TEXTAUSZUG:
Heft 119 von Texte zur Kunst behandelt das Thema „Anti-Antisemitismus“ – und positioniert sich nicht nur gegen Antisemit*innen, sondern auch aufseiten der Kritiker*innen des BDS. Einige Mitglieder des Texte zur Kunst-Beirats befürchteten in ihrer Stellungnahme, dass diese Ausgabe vor allem mit der Schlagseite des Anti-BDS die Rezeption spalten würde: „in diejenigen, die gegen Antisemitismus, und diejenigen, die für eine Dekolonisierung eintreten“. [1] An diesem Punkt setzt mein Statement an. Ich halte es für keinen Zufall, dass die Bruchlinie des Heftes genau an dieser Stelle verläuft. Lange Zeit war es beinahe selbstverständlich, sich weder als Antisemit*in noch als Rassist*in wahrzunehmen – jedenfalls dürfte dies für die meisten Leser*innen von Texte zur Kunst gegolten haben. Heute ist dies vielleicht insofern anders, als sich die kritischen Positionen, wie sich an der gespaltenen Rezeption des Heftes „Anti-Antisemitismus“ ablesen lässt, unversöhnlicher gegenüberstehen.

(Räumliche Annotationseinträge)
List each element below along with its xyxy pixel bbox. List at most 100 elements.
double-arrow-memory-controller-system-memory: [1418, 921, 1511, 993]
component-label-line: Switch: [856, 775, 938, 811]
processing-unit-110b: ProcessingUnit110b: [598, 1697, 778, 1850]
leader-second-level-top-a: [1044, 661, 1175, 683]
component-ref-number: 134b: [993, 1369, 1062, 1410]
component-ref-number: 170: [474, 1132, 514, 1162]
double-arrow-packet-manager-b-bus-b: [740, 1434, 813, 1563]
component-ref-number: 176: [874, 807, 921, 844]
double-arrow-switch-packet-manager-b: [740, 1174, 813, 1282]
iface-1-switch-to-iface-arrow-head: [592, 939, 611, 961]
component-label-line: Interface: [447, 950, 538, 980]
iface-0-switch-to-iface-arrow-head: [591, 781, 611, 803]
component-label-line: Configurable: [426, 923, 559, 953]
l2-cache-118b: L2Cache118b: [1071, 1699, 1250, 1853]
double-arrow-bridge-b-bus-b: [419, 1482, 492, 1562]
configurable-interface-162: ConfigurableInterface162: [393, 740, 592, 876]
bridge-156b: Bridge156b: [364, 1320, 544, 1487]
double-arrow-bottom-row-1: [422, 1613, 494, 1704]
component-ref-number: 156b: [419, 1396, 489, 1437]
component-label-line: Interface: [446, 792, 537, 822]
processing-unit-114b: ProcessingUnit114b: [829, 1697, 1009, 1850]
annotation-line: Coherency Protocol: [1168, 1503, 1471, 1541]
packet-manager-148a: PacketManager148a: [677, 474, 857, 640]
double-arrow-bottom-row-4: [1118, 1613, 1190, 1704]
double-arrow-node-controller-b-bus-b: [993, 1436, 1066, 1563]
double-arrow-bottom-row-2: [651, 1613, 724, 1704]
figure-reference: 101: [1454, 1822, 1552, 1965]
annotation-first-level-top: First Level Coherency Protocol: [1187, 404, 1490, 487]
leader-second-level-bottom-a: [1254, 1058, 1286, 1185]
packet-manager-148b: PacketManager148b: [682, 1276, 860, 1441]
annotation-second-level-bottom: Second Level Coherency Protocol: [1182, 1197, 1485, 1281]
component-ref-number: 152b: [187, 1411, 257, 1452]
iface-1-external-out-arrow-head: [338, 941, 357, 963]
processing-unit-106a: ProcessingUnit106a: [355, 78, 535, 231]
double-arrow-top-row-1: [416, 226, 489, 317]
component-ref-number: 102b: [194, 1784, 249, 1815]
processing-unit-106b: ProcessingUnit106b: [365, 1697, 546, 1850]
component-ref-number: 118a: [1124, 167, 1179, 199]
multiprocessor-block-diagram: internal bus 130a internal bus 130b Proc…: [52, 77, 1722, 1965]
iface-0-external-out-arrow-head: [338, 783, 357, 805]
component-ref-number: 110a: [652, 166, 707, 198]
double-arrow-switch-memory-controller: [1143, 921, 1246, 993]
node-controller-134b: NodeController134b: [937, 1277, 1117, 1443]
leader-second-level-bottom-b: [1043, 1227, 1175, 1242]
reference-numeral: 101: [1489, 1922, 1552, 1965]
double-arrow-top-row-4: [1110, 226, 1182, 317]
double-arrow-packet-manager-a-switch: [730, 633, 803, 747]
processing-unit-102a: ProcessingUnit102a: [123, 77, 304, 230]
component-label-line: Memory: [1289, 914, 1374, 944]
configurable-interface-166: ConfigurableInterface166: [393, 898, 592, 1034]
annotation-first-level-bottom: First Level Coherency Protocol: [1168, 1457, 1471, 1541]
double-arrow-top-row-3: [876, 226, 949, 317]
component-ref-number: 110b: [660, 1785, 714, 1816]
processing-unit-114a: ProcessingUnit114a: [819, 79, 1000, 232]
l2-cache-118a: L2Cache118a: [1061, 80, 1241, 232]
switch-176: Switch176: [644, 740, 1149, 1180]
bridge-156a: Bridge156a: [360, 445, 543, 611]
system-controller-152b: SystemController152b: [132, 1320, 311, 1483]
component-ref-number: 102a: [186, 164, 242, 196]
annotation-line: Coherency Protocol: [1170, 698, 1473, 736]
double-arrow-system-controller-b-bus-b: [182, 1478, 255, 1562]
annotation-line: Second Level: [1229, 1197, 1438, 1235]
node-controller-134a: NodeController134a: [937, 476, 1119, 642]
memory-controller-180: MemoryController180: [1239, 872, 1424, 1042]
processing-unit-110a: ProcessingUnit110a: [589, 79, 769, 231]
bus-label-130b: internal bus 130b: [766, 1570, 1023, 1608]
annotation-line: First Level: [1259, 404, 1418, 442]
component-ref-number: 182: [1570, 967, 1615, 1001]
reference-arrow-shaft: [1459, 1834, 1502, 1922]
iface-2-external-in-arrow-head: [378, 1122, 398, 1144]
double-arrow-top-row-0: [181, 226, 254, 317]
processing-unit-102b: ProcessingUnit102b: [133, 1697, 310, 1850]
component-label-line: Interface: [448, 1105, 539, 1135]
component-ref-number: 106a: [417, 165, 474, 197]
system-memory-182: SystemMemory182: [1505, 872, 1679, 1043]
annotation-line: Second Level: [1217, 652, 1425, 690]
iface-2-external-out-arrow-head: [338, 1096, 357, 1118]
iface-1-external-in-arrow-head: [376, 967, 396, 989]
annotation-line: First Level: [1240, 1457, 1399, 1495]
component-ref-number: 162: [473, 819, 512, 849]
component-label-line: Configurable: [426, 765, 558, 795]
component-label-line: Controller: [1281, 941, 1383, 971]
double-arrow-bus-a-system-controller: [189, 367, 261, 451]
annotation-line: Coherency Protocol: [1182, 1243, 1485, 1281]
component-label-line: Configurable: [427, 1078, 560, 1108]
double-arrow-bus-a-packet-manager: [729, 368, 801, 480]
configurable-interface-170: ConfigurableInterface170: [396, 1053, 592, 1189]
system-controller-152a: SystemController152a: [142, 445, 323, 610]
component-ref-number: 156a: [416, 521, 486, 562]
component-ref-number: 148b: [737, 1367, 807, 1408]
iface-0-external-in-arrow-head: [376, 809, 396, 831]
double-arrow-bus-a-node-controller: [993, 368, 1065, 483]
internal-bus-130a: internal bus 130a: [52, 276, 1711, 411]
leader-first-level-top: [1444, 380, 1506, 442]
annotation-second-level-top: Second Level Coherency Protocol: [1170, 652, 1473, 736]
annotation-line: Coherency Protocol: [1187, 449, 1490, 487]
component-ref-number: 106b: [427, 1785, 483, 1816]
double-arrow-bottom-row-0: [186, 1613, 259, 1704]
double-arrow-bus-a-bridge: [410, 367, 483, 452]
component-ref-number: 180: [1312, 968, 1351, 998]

ZIELE:
1. Welches Thema behandelt Heft 119 von Texte zur Kunst laut dem Textauszug?
2. Führe den Textauszug über das Heft „Anti-Antisemitismus“ nach seinem letzten Satz weiter.

SCHRIFTLICHE ANTWORTEN:
1. Das Thema „Anti-Antisemitismus“.

2.
Ich möchte vorschlagen, einen Schritt zurückzutreten und die Polarisierung als ein Problem zu analysieren. Denn ihre politische Funktion ist wenig hilfreich, wenn sie zum Beispiel im Kontext des Rechtspopulismus und auch in Teilen seiner Kritik betrachtet wird. Polarisierung bedeutet hier, entweder gegen Globalisierung, Kapital und liberale Eliten aufzutreten oder aber gegen ‚regressive‘ Kräfte, die in der Nation, in Traditionen oder kulturellen Identitäten ihr Heil suchen oder eher vorgeben zu suchen. In beiden Fällen wähnt man sich auf der richtigen Seite – doch es fehlt an Reflexion auf die eigene Verstrickung in die ökonomischen, neoliberalen Strukturen. Eine solche Reflexion müsste natürlich auch der Bedeutung des Kunstmarkts in der professionellen Textproduktion zur Kunst gelten.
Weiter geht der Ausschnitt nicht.